Problem to solve »
Write out the listing below from the line containing "Convert this screenshot" to its last line, unaltered, ends included.

Supplied material »
___
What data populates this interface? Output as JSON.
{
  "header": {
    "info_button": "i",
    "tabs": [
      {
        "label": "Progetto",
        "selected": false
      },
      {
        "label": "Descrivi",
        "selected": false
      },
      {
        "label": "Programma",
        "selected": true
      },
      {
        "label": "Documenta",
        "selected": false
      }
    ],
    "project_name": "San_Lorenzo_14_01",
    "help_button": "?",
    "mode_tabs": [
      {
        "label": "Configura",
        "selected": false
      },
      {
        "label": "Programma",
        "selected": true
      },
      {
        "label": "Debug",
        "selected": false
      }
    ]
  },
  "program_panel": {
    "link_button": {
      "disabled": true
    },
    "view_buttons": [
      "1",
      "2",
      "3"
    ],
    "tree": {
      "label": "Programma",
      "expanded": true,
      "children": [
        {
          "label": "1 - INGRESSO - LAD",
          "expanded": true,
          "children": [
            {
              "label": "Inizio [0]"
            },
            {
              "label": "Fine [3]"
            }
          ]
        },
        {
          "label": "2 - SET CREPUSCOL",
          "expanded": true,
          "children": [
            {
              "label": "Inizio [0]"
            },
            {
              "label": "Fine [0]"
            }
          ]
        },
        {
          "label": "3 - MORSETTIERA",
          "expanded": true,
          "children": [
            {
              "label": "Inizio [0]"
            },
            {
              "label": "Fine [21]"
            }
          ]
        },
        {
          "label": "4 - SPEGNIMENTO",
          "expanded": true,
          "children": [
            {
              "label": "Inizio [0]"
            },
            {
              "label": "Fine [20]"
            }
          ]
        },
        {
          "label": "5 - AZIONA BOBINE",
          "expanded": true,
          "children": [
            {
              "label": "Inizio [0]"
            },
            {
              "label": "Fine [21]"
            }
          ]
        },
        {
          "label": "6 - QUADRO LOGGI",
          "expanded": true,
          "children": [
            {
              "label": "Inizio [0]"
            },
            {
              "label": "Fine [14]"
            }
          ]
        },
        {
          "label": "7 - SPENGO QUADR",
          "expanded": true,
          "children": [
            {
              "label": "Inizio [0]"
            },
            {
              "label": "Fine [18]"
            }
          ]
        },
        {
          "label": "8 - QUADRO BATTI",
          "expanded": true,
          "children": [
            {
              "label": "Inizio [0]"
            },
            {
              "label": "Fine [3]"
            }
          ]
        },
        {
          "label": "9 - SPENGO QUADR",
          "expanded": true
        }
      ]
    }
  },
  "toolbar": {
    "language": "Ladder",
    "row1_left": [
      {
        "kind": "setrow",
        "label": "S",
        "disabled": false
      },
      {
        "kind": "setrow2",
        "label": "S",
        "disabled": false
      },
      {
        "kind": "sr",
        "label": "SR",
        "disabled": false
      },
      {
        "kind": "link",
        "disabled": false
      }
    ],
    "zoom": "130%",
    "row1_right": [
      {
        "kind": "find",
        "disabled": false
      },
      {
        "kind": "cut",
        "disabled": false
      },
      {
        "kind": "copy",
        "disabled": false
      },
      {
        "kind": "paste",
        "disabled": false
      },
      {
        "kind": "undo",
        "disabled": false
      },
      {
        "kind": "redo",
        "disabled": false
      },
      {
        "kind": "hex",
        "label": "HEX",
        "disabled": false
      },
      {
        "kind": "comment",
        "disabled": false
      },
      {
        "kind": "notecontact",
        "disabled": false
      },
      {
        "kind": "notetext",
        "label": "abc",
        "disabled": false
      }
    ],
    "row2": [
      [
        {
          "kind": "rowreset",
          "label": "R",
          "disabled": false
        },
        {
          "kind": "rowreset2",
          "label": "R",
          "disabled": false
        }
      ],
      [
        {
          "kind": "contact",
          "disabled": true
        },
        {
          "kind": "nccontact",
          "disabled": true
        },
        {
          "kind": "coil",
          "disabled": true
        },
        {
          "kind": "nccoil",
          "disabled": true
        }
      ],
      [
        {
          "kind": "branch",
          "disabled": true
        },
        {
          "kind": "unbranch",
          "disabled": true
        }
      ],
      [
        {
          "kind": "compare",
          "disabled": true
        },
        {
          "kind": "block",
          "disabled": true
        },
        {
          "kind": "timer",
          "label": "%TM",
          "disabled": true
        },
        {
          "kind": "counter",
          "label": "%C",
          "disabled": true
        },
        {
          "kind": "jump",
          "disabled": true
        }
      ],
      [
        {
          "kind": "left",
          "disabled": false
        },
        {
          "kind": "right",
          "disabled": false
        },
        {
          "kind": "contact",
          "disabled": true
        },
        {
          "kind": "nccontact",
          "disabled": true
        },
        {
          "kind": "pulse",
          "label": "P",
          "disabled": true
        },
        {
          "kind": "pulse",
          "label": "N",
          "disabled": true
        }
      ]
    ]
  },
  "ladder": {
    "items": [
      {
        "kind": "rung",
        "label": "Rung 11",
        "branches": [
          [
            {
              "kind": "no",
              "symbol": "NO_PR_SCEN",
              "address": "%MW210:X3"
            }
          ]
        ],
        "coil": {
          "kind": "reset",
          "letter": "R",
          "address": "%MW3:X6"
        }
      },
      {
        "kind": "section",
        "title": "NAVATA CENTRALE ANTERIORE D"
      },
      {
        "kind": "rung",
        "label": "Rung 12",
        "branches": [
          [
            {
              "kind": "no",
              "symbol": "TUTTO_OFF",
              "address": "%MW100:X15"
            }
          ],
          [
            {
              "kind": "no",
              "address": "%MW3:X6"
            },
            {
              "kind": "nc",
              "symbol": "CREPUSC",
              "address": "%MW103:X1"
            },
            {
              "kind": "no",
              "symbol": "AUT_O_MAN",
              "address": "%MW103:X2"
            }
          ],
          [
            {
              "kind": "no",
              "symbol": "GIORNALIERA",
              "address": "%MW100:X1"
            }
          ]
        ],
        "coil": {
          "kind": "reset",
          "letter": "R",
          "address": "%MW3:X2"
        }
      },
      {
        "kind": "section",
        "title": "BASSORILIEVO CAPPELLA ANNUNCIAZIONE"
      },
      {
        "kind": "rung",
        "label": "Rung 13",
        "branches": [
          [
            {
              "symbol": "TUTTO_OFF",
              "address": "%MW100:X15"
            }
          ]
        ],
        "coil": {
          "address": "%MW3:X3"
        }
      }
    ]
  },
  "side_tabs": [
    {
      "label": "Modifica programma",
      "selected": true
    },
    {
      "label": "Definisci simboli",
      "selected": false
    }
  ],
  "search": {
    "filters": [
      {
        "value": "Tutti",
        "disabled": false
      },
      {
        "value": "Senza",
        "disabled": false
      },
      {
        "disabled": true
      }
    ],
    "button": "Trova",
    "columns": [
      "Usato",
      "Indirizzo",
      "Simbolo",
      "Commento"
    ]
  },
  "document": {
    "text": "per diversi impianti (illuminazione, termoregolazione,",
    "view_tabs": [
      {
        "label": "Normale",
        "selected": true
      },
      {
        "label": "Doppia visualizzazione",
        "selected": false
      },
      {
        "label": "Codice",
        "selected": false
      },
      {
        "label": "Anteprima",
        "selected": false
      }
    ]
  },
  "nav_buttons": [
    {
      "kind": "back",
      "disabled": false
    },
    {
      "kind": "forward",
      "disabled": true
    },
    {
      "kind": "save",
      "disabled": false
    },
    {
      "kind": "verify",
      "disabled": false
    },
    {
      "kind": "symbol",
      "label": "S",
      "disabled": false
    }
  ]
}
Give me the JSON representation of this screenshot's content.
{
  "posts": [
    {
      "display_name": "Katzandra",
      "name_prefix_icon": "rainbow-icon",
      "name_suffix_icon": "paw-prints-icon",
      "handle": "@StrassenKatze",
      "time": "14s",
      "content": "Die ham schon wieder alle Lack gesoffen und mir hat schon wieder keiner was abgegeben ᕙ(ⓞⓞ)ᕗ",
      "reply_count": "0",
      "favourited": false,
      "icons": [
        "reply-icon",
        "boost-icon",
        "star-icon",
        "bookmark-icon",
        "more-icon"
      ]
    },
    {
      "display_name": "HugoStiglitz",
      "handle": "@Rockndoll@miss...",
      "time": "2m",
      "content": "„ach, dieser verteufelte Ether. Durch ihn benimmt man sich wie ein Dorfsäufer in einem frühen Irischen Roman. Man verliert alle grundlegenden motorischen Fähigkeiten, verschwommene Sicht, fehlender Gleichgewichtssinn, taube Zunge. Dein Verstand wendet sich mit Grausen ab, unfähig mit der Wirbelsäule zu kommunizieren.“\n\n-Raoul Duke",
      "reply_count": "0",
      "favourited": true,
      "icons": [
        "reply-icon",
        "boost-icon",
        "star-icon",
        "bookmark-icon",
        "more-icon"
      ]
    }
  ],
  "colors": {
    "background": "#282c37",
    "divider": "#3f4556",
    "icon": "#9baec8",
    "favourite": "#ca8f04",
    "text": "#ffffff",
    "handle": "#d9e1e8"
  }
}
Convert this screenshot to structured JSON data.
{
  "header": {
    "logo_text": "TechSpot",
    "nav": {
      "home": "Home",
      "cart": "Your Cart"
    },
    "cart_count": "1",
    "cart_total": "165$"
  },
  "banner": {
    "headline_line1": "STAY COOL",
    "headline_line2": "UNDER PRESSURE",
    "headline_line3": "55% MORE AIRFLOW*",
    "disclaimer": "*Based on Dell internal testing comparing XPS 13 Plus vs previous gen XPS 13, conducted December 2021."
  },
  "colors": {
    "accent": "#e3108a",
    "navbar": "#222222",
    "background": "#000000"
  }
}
___
Solved problem »
Convert this screenshot to structured JSON data.
{
  "header": {
    "logo_text": "TechSpot",
    "nav": {
      "home": "Home",
      "cart": "Your Cart"
    },
    "cart_count": "1",
    "cart_total": "165$"
  },
  "banner": {
    "headline_line1": "STAY COOL",
    "headline_line2": "UNDER PRESSURE",
    "headline_line3": "55% MORE AIRFLOW*",
    "disclaimer": "*Based on Dell internal testing comparing XPS 13 Plus vs previous gen XPS 13, conducted December 2021."
  },
  "colors": {
    "accent": "#e3108a",
    "navbar": "#222222",
    "background": "#000000"
  }
}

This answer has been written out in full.